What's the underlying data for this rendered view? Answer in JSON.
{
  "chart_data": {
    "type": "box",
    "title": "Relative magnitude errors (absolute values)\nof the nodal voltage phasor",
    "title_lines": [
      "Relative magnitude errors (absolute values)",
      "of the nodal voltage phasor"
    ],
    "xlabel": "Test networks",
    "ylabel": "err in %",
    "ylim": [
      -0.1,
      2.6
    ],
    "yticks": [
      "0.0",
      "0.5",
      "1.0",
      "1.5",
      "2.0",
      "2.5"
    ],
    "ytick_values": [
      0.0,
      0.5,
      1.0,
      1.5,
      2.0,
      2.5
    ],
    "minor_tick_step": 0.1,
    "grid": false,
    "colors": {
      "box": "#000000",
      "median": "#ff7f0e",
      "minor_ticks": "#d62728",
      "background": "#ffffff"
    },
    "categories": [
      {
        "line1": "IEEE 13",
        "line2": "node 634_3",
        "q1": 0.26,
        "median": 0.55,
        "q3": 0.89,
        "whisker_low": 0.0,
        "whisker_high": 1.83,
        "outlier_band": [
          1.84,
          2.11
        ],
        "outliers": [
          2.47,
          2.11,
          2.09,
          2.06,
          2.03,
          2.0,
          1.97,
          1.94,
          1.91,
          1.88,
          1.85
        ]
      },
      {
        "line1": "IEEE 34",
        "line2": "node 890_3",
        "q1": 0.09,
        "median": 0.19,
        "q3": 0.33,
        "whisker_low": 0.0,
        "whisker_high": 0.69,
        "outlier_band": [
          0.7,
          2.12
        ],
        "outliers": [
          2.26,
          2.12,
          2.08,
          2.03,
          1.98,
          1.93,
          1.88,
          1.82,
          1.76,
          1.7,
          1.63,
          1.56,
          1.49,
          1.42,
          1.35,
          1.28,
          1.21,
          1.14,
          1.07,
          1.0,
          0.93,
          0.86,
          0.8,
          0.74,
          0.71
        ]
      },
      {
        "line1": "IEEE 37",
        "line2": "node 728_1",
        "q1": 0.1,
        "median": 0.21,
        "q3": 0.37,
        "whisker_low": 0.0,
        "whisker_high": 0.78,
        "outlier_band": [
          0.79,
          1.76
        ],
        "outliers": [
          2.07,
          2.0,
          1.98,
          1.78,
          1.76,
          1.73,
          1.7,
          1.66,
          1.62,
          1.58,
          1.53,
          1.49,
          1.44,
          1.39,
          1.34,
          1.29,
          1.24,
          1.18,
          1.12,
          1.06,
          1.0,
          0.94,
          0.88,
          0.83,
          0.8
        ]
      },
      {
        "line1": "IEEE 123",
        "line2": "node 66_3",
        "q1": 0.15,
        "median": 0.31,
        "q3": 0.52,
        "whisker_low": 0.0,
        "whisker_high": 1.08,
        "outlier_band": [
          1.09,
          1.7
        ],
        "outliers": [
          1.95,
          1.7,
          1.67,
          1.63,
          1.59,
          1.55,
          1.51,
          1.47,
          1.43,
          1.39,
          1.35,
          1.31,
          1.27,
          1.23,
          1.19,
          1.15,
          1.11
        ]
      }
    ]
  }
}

────────

> **Exercise instructions**
Transcribe every entry exactly.

> **In response**
What's the underlying data for this rendered view? Answer in JSON.
{
  "chart_data": {
    "type": "box",
    "title": "Relative magnitude errors (absolute values)\nof the nodal voltage phasor",
    "title_lines": [
      "Relative magnitude errors (absolute values)",
      "of the nodal voltage phasor"
    ],
    "xlabel": "Test networks",
    "ylabel": "err in %",
    "ylim": [
      -0.1,
      2.6
    ],
    "yticks": [
      "0.0",
      "0.5",
      "1.0",
      "1.5",
      "2.0",
      "2.5"
    ],
    "ytick_values": [
      0.0,
      0.5,
      1.0,
      1.5,
      2.0,
      2.5
    ],
    "minor_tick_step": 0.1,
    "grid": false,
    "colors": {
      "box": "#000000",
      "median": "#ff7f0e",
      "minor_ticks": "#d62728",
      "background": "#ffffff"
    },
    "categories": [
      {
        "line1": "IEEE 13",
        "line2": "node 634_3",
        "q1": 0.26,
        "median": 0.55,
        "q3": 0.89,
        "whisker_low": 0.0,
        "whisker_high": 1.83,
        "outlier_band": [
          1.84,
          2.11
        ],
        "outliers": [
          2.47,
          2.11,
          2.09,
          2.06,
          2.03,
          2.0,
          1.97,
          1.94,
          1.91,
          1.88,
          1.85
        ]
      },
      {
        "line1": "IEEE 34",
        "line2": "node 890_3",
        "q1": 0.09,
        "median": 0.19,
        "q3": 0.33,
        "whisker_low": 0.0,
        "whisker_high": 0.69,
        "outlier_band": [
          0.7,
          2.12
        ],
        "outliers": [
          2.26,
          2.12,
          2.08,
          2.03,
          1.98,
          1.93,
          1.88,
          1.82,
          1.76,
          1.7,
          1.63,
          1.56,
          1.49,
          1.42,
          1.35,
          1.28,
          1.21,
          1.14,
          1.07,
          1.0,
          0.93,
          0.86,
          0.8,
          0.74,
          0.71
        ]
      },
      {
        "line1": "IEEE 37",
        "line2": "node 728_1",
        "q1": 0.1,
        "median": 0.21,
        "q3": 0.37,
        "whisker_low": 0.0,
        "whisker_high": 0.78,
        "outlier_band": [
          0.79,
          1.76
        ],
        "outliers": [
          2.07,
          2.0,
          1.98,
          1.78,
          1.76,
          1.73,
          1.7,
          1.66,
          1.62,
          1.58,
          1.53,
          1.49,
          1.44,
          1.39,
          1.34,
          1.29,
          1.24,
          1.18,
          1.12,
          1.06,
          1.0,
          0.94,
          0.88,
          0.83,
          0.8
        ]
      },
      {
        "line1": "IEEE 123",
        "line2": "node 66_3",
        "q1": 0.15,
        "median": 0.31,
        "q3": 0.52,
        "whisker_low": 0.0,
        "whisker_high": 1.08,
        "outlier_band": [
          1.09,
          1.7
        ],
        "outliers": [
          1.95,
          1.7,
          1.67,
          1.63,
          1.59,
          1.55,
          1.51,
          1.47,
          1.43,
          1.39,
          1.35,
          1.31,
          1.27,
          1.23,
          1.19,
          1.15,
          1.11
        ]
      }
    ]
  }
}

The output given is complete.